** Begin **

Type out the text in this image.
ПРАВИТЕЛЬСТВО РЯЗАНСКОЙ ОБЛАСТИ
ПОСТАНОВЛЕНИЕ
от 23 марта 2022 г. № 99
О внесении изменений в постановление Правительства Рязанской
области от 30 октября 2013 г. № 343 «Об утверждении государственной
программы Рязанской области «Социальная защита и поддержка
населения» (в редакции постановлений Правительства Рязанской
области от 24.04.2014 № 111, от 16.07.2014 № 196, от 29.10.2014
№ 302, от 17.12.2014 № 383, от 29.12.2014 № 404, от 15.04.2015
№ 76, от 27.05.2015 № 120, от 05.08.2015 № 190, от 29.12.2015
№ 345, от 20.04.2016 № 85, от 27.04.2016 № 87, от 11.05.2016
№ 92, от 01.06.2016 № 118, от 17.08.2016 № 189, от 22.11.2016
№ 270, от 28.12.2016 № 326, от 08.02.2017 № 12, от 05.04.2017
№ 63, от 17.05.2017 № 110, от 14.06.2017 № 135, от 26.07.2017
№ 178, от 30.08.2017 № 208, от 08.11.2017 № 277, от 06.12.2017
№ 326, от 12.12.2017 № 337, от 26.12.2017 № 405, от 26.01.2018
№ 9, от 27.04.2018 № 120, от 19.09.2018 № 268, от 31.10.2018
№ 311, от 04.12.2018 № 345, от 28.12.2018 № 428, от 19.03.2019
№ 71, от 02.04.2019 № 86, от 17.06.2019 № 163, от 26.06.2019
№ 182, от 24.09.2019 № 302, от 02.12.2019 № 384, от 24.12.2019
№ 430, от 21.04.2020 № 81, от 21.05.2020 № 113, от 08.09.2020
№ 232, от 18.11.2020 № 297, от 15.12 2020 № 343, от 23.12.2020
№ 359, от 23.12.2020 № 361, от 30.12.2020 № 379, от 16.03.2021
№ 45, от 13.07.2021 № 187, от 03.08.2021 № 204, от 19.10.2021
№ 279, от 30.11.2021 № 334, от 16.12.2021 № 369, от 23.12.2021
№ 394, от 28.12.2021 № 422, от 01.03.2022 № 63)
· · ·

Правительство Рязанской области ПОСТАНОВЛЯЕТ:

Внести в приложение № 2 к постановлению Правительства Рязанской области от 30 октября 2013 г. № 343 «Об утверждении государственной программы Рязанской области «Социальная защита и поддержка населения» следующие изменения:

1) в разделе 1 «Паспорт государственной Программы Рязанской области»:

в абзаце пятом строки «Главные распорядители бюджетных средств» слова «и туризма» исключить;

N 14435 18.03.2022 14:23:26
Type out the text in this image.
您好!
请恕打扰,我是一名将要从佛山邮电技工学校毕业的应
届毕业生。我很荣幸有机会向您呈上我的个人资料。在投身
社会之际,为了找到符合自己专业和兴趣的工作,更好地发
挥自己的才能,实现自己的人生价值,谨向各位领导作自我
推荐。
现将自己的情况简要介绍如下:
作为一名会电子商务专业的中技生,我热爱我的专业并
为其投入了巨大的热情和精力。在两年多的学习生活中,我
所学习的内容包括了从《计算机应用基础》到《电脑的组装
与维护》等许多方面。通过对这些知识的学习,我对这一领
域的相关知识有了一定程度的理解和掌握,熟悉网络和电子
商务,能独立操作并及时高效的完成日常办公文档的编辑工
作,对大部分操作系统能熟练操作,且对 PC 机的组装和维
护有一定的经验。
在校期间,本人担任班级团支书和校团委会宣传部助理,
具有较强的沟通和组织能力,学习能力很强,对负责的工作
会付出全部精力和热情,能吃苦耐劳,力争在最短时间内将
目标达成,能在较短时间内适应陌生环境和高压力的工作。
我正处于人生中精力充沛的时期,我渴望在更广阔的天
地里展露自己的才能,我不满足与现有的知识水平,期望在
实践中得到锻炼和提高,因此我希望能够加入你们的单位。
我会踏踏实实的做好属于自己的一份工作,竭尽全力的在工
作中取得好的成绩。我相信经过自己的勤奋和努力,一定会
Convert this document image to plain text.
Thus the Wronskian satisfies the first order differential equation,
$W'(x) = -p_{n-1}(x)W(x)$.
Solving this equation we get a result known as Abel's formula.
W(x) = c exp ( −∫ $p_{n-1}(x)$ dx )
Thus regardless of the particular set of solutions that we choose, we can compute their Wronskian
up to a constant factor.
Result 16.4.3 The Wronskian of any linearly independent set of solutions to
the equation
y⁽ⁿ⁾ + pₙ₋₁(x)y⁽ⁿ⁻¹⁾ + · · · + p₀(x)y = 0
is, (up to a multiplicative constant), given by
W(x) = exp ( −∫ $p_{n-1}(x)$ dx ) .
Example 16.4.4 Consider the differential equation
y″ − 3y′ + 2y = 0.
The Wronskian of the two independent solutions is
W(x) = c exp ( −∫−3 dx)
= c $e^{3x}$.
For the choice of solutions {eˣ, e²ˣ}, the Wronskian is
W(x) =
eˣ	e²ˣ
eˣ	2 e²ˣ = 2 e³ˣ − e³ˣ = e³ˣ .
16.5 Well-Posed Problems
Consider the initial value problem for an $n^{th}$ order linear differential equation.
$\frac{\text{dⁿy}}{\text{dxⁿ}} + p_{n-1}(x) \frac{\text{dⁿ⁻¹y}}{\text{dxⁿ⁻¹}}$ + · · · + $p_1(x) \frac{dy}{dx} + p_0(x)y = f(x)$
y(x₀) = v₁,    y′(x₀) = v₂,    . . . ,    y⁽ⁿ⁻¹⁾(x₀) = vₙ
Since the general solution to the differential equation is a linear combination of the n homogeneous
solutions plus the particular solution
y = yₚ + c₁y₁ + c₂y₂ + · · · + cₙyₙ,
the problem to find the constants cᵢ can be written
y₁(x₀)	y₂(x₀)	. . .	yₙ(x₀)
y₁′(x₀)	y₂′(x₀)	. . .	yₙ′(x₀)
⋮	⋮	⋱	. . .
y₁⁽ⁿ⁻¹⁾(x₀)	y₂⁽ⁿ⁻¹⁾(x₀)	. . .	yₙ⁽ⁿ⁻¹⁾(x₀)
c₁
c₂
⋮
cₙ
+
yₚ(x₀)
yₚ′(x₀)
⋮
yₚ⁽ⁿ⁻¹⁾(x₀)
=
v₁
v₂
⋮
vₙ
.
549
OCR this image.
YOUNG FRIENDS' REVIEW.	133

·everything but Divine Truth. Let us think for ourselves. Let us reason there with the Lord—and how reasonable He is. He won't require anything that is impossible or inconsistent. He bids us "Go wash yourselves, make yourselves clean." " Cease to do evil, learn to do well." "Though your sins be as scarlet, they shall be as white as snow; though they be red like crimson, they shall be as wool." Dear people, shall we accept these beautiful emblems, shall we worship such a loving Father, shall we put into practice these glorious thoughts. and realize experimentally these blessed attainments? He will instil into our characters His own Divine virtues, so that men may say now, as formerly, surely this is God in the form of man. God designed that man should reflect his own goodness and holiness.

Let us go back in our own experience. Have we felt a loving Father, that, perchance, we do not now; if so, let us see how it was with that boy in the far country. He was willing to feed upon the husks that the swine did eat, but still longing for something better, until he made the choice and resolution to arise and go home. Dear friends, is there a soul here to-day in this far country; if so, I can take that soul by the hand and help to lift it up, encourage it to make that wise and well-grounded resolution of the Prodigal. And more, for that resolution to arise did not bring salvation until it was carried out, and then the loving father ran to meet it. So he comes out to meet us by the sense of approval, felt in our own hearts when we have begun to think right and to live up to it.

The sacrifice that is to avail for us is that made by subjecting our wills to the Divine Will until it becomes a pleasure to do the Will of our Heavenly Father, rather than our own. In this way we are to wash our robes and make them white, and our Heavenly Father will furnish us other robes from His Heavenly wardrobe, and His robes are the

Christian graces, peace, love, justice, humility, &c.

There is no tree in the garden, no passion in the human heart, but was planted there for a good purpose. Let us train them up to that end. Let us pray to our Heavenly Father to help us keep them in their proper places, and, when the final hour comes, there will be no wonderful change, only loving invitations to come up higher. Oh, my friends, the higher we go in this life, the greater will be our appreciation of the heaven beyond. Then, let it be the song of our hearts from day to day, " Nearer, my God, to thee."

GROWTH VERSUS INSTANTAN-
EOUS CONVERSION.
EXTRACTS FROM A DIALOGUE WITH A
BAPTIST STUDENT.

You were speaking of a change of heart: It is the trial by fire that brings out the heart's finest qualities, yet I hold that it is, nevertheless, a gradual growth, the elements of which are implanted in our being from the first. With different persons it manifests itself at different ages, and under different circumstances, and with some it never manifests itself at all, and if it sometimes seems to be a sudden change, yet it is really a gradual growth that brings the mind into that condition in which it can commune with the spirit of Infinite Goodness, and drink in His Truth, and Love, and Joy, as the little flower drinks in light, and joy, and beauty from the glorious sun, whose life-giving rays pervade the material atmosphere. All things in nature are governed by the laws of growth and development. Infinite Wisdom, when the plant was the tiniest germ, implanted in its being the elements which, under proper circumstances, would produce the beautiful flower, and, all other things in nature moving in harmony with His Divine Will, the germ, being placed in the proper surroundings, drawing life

** End **

- _Aim_
Collect the lines that hold "particular".

- _The response_
Thus regardless of the particular set of solutions that we choose, we can compute their Wronskian
solutions plus the particular solution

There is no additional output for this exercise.